Provide the count of lines that hold "ylabel" and no other output.
- - -
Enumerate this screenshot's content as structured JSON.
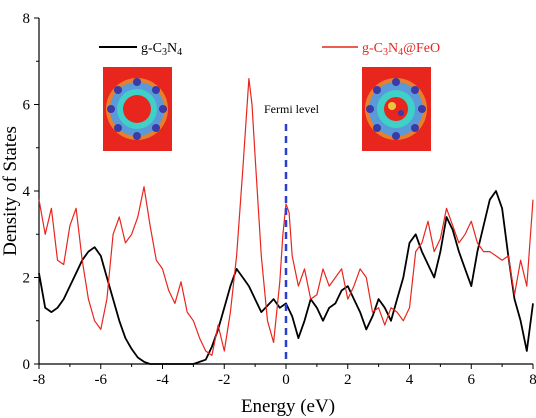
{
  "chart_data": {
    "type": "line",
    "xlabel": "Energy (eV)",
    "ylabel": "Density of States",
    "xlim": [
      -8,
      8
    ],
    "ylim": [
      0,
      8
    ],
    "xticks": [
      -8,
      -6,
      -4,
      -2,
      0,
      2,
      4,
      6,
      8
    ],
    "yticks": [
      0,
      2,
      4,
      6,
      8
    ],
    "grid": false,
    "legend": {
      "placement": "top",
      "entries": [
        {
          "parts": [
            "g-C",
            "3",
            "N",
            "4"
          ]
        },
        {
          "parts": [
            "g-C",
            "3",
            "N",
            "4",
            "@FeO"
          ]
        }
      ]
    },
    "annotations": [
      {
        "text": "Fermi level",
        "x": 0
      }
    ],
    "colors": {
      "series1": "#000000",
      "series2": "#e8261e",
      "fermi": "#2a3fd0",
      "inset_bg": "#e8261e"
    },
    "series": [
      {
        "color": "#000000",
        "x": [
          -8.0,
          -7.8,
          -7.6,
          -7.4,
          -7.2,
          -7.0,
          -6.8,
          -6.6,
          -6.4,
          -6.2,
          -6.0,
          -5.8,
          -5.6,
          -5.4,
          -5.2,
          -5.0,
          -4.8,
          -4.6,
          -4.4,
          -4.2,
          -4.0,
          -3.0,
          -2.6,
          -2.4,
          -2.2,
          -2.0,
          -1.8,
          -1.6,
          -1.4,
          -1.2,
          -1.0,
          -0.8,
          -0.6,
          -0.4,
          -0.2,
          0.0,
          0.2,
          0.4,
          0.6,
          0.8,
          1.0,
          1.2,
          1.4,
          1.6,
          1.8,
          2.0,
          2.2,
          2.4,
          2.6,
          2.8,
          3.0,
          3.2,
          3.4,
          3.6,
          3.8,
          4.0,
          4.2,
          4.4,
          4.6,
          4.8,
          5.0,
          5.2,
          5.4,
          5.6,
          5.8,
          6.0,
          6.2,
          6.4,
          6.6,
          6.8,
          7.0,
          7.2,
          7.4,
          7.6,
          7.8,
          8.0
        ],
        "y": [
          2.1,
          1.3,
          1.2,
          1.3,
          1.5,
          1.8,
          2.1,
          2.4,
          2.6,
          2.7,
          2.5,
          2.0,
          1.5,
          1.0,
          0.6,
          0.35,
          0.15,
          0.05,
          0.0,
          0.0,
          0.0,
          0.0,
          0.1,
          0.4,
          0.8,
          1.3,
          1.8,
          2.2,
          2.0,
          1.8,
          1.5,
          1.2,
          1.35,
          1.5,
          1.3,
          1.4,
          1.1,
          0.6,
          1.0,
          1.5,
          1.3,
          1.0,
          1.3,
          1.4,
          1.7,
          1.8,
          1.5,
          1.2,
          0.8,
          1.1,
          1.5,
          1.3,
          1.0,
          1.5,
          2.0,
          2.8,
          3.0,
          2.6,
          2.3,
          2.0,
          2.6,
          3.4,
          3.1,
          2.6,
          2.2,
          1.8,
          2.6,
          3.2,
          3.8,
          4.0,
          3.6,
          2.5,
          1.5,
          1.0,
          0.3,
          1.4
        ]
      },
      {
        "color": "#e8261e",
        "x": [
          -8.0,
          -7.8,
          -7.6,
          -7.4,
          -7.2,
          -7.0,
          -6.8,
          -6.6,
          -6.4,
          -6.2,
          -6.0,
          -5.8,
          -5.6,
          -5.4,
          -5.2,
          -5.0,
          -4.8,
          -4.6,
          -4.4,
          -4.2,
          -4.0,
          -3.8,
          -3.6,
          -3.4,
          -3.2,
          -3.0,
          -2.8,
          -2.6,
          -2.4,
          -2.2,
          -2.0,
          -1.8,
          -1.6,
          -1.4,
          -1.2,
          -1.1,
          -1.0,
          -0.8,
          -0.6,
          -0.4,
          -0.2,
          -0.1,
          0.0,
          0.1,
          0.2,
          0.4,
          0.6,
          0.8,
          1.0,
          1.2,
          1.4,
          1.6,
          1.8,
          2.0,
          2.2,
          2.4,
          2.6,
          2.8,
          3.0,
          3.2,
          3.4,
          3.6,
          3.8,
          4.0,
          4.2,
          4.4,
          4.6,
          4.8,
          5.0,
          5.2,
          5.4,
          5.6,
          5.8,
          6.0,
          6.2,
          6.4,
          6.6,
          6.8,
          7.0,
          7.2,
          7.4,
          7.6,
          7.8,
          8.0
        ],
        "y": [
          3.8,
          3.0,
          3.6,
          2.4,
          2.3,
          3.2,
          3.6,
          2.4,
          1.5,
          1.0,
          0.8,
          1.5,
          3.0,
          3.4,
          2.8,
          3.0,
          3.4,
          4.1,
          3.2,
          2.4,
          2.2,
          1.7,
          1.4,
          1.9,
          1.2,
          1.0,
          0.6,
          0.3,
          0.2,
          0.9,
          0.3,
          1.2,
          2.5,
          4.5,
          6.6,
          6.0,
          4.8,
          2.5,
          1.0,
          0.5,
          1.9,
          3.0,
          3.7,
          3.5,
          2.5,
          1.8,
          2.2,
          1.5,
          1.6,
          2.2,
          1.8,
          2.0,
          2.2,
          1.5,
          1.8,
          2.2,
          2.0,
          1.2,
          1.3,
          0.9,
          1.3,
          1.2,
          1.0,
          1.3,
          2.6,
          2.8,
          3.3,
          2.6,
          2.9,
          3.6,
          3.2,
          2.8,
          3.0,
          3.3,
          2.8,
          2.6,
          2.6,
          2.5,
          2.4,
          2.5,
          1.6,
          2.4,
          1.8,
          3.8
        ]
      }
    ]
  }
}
- - -
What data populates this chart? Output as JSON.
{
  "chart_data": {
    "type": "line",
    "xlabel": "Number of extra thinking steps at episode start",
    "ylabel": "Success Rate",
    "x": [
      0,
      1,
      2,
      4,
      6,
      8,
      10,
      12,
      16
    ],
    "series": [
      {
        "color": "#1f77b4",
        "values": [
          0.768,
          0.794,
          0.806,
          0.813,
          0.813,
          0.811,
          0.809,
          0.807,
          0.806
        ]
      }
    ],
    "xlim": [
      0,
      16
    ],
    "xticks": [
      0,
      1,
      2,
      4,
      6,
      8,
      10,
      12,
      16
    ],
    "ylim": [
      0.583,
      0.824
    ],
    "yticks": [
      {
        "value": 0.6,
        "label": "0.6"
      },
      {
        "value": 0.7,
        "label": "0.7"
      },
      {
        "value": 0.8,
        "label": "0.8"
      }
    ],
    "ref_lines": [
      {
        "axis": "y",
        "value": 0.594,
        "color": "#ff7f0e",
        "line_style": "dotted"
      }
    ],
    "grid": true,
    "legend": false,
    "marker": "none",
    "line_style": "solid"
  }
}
- - -
Solution to this exercise
2